How many lines hold the string "Affluence"? Give only the number.
— Start —
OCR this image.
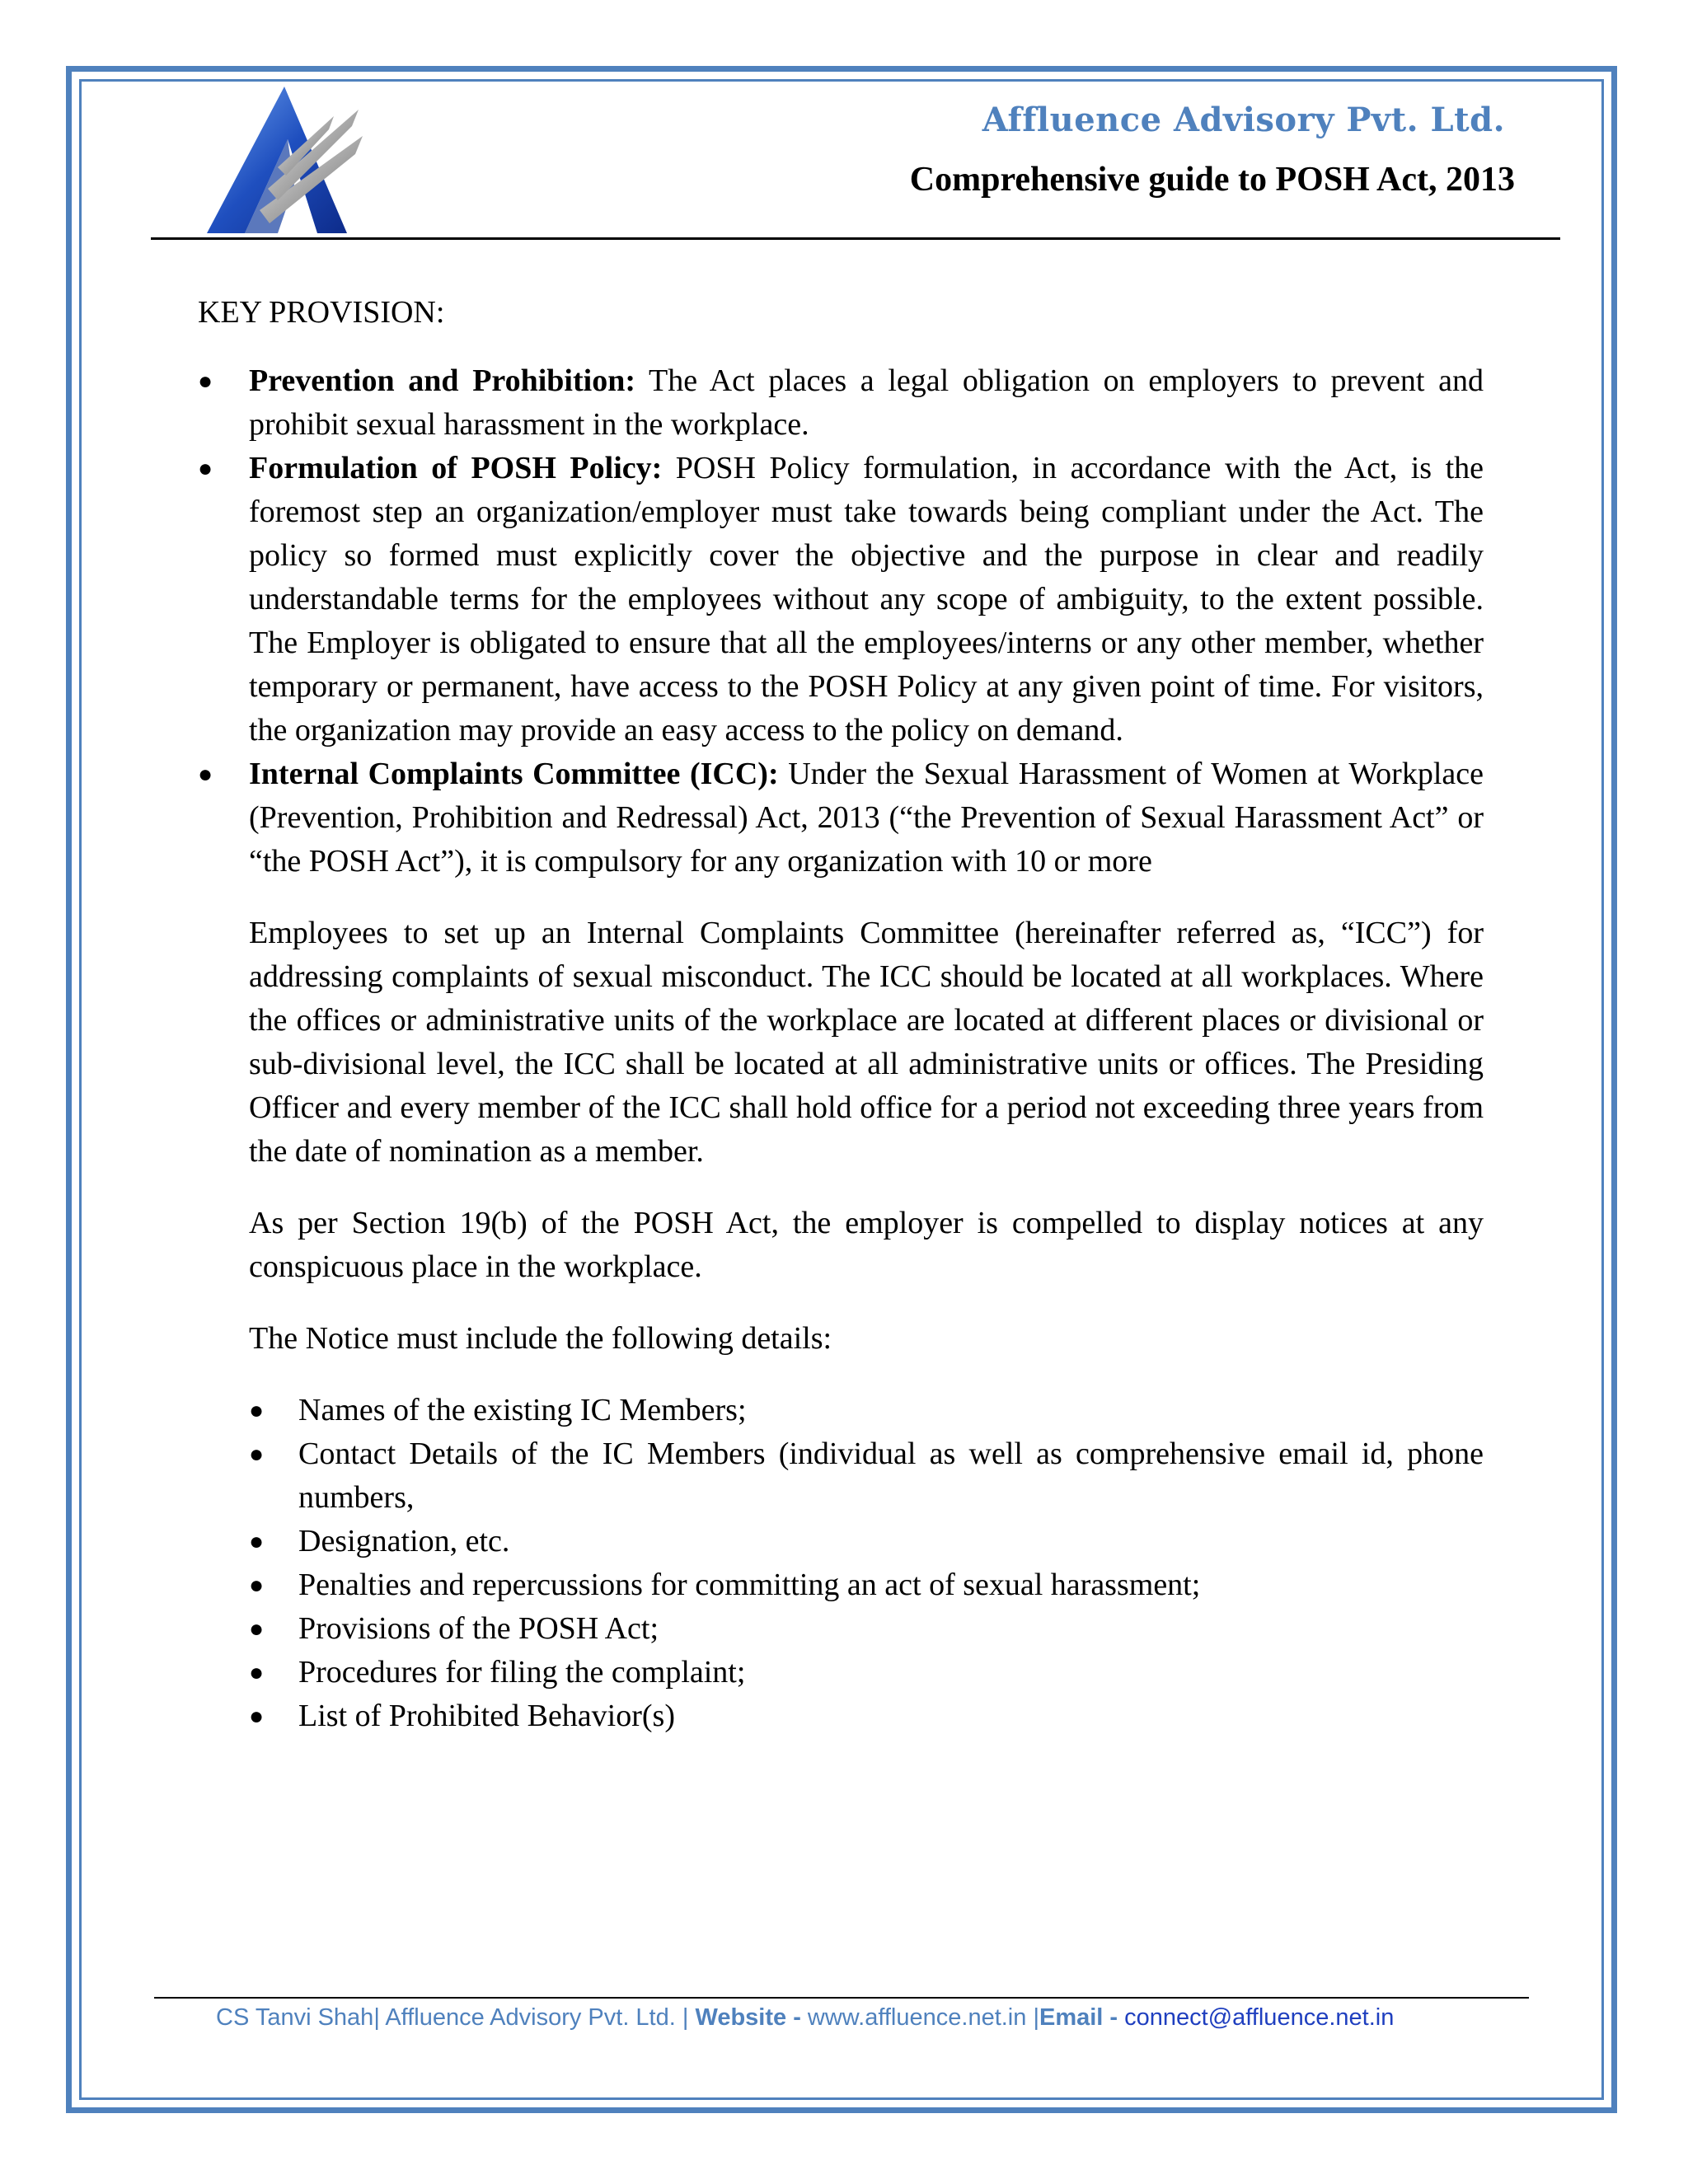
Affluence Advisory Pvt. Ltd.
Comprehensive guide to POSH Act, 2013

KEY PROVISION:

● Prevention and Prohibition: The Act places a legal obligation on employers to prevent and prohibit sexual harassment in the workplace.
● Formulation of POSH Policy: POSH Policy formulation, in accordance with the Act, is the foremost step an organization/employer must take towards being compliant under the Act. The policy so formed must explicitly cover the objective and the purpose in clear and readily understandable terms for the employees without any scope of ambiguity, to the extent possible. The Employer is obligated to ensure that all the employees/interns or any other member, whether temporary or permanent, have access to the POSH Policy at any given point of time. For visitors, the organization may provide an easy access to the policy on demand.
● Internal Complaints Committee (ICC): Under the Sexual Harassment of Women at Workplace (Prevention, Prohibition and Redressal) Act, 2013 (“the Prevention of Sexual Harassment Act” or “the POSH Act”), it is compulsory for any organization with 10 or more

Employees to set up an Internal Complaints Committee (hereinafter referred as, “ICC”) for addressing complaints of sexual misconduct. The ICC should be located at all workplaces. Where the offices or administrative units of the workplace are located at different places or divisional or sub-divisional level, the ICC shall be located at all administrative units or offices. The Presiding Officer and every member of the ICC shall hold office for a period not exceeding three years from the date of nomination as a member.

As per Section 19(b) of the POSH Act, the employer is compelled to display notices at any conspicuous place in the workplace.

The Notice must include the following details:

● Names of the existing IC Members;
● Contact Details of the IC Members (individual as well as comprehensive email id, phone numbers,
● Designation, etc.
● Penalties and repercussions for committing an act of sexual harassment;
● Provisions of the POSH Act;
● Procedures for filing the complaint;
● List of Prohibited Behavior(s)
CS Tanvi Shah| Affluence Advisory Pvt. Ltd. | Website - www.affluence.net.in |Email - connect@affluence.net.in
— End —
◆ Solved exercise: 2